((
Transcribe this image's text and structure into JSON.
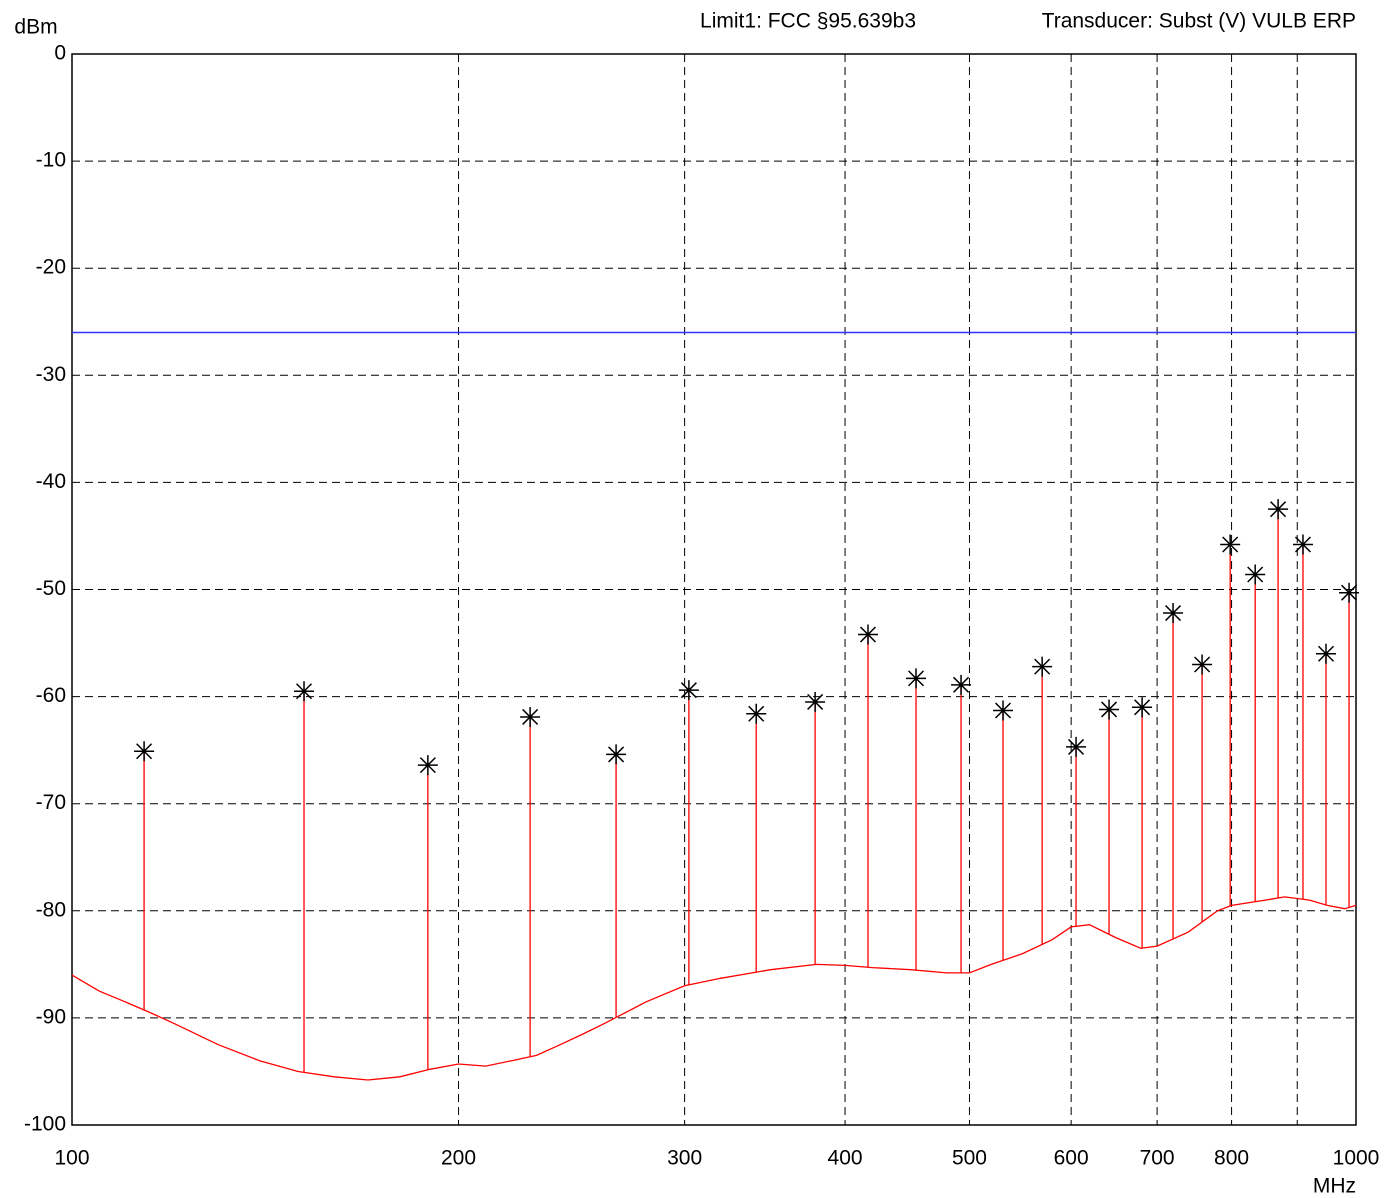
{
  "chart_data": {
    "type": "spectrum",
    "header_left": "Limit1: FCC §95.639b3",
    "header_right": "Transducer: Subst (V) VULB ERP",
    "y_label": "dBm",
    "x_label": "MHz",
    "x_log": true,
    "grid": true,
    "xlim": [
      100,
      1000
    ],
    "ylim": [
      -100,
      0
    ],
    "xticks": [
      100,
      200,
      300,
      400,
      500,
      600,
      700,
      800,
      {
        "value": 900,
        "label": null
      },
      1000
    ],
    "yticks": [
      0,
      -10,
      -20,
      -30,
      -40,
      -50,
      -60,
      -70,
      -80,
      -90,
      -100
    ],
    "limit_value": -26,
    "limit_color": "#3333ff",
    "trace": {
      "color": "#ff0000",
      "x": [
        100,
        105,
        110,
        115,
        120,
        130,
        140,
        150,
        160,
        170,
        180,
        190,
        200,
        210,
        220,
        230,
        240,
        250,
        260,
        280,
        300,
        320,
        350,
        380,
        400,
        420,
        450,
        480,
        500,
        520,
        550,
        580,
        600,
        620,
        650,
        680,
        700,
        740,
        780,
        800,
        850,
        880,
        920,
        950,
        980,
        1000
      ],
      "values": [
        -86,
        -87.5,
        -88.5,
        -89.5,
        -90.5,
        -92.5,
        -94,
        -95,
        -95.5,
        -95.8,
        -95.5,
        -94.8,
        -94.3,
        -94.5,
        -94,
        -93.5,
        -92.5,
        -91.5,
        -90.5,
        -88.5,
        -87,
        -86.3,
        -85.5,
        -85,
        -85.1,
        -85.3,
        -85.5,
        -85.8,
        -85.8,
        -85,
        -84,
        -82.7,
        -81.5,
        -81.3,
        -82.5,
        -83.5,
        -83.3,
        -82,
        -80,
        -79.5,
        -79,
        -78.7,
        -79,
        -79.5,
        -79.8,
        -79.5
      ]
    },
    "peaks": {
      "color": "#000000",
      "x": [
        113.8,
        151.6,
        189.3,
        227.4,
        265.3,
        302.3,
        341.1,
        379.1,
        416.8,
        454.3,
        492.5,
        531,
        569.6,
        605.3,
        642.2,
        681.4,
        720.3,
        758.8,
        798,
        834.6,
        869.6,
        909.3,
        947.6,
        987.6
      ],
      "values": [
        -65.1,
        -59.5,
        -66.4,
        -61.9,
        -65.4,
        -59.4,
        -61.6,
        -60.5,
        -54.2,
        -58.3,
        -58.9,
        -61.3,
        -57.2,
        -64.7,
        -61.2,
        -61,
        -52.2,
        -57,
        -45.8,
        -48.6,
        -42.5,
        -45.8,
        -56,
        -50.3
      ]
    }
  }
}
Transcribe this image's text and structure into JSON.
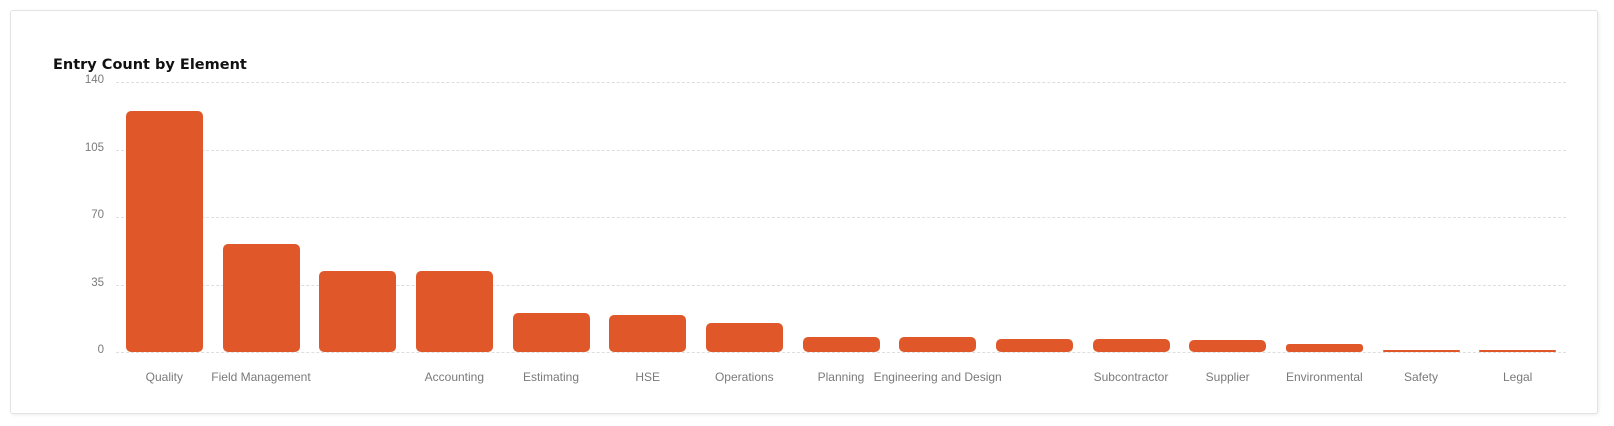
))
◆ **DIRECTIONS FOR THIS TASK**: Reproduce each line exactly as it appears, omitting the pictures.

◆ **RESULT OF THE EXERCISE**:
Transcribe this image's text and structure into JSON.
{
  "chart_data": {
    "type": "spectrum",
    "header_left": "Limit1: FCC §95.639b3",
    "header_right": "Transducer: Subst (V) VULB ERP",
    "y_label": "dBm",
    "x_label": "MHz",
    "x_log": true,
    "grid": true,
    "xlim": [
      100,
      1000
    ],
    "ylim": [
      -100,
      0
    ],
    "xticks": [
      100,
      200,
      300,
      400,
      500,
      600,
      700,
      800,
      {
        "value": 900,
        "label": null
      },
      1000
    ],
    "yticks": [
      0,
      -10,
      -20,
      -30,
      -40,
      -50,
      -60,
      -70,
      -80,
      -90,
      -100
    ],
    "limit_value": -26,
    "limit_color": "#3333ff",
    "trace": {
      "color": "#ff0000",
      "x": [
        100,
        105,
        110,
        115,
        120,
        130,
        140,
        150,
        160,
        170,
        180,
        190,
        200,
        210,
        220,
        230,
        240,
        250,
        260,
        280,
        300,
        320,
        350,
        380,
        400,
        420,
        450,
        480,
        500,
        520,
        550,
        580,
        600,
        620,
        650,
        680,
        700,
        740,
        780,
        800,
        850,
        880,
        920,
        950,
        980,
        1000
      ],
      "values": [
        -86,
        -87.5,
        -88.5,
        -89.5,
        -90.5,
        -92.5,
        -94,
        -95,
        -95.5,
        -95.8,
        -95.5,
        -94.8,
        -94.3,
        -94.5,
        -94,
        -93.5,
        -92.5,
        -91.5,
        -90.5,
        -88.5,
        -87,
        -86.3,
        -85.5,
        -85,
        -85.1,
        -85.3,
        -85.5,
        -85.8,
        -85.8,
        -85,
        -84,
        -82.7,
        -81.5,
        -81.3,
        -82.5,
        -83.5,
        -83.3,
        -82,
        -80,
        -79.5,
        -79,
        -78.7,
        -79,
        -79.5,
        -79.8,
        -79.5
      ]
    },
    "peaks": {
      "color": "#000000",
      "x": [
        113.8,
        151.6,
        189.3,
        227.4,
        265.3,
        302.3,
        341.1,
        379.1,
        416.8,
        454.3,
        492.5,
        531,
        569.6,
        605.3,
        642.2,
        681.4,
        720.3,
        758.8,
        798,
        834.6,
        869.6,
        909.3,
        947.6,
        987.6
      ],
      "values": [
        -65.1,
        -59.5,
        -66.4,
        -61.9,
        -65.4,
        -59.4,
        -61.6,
        -60.5,
        -54.2,
        -58.3,
        -58.9,
        -61.3,
        -57.2,
        -64.7,
        -61.2,
        -61,
        -52.2,
        -57,
        -45.8,
        -48.6,
        -42.5,
        -45.8,
        -56,
        -50.3
      ]
    }
  }
}
Transcribe this image's text and structure into JSON.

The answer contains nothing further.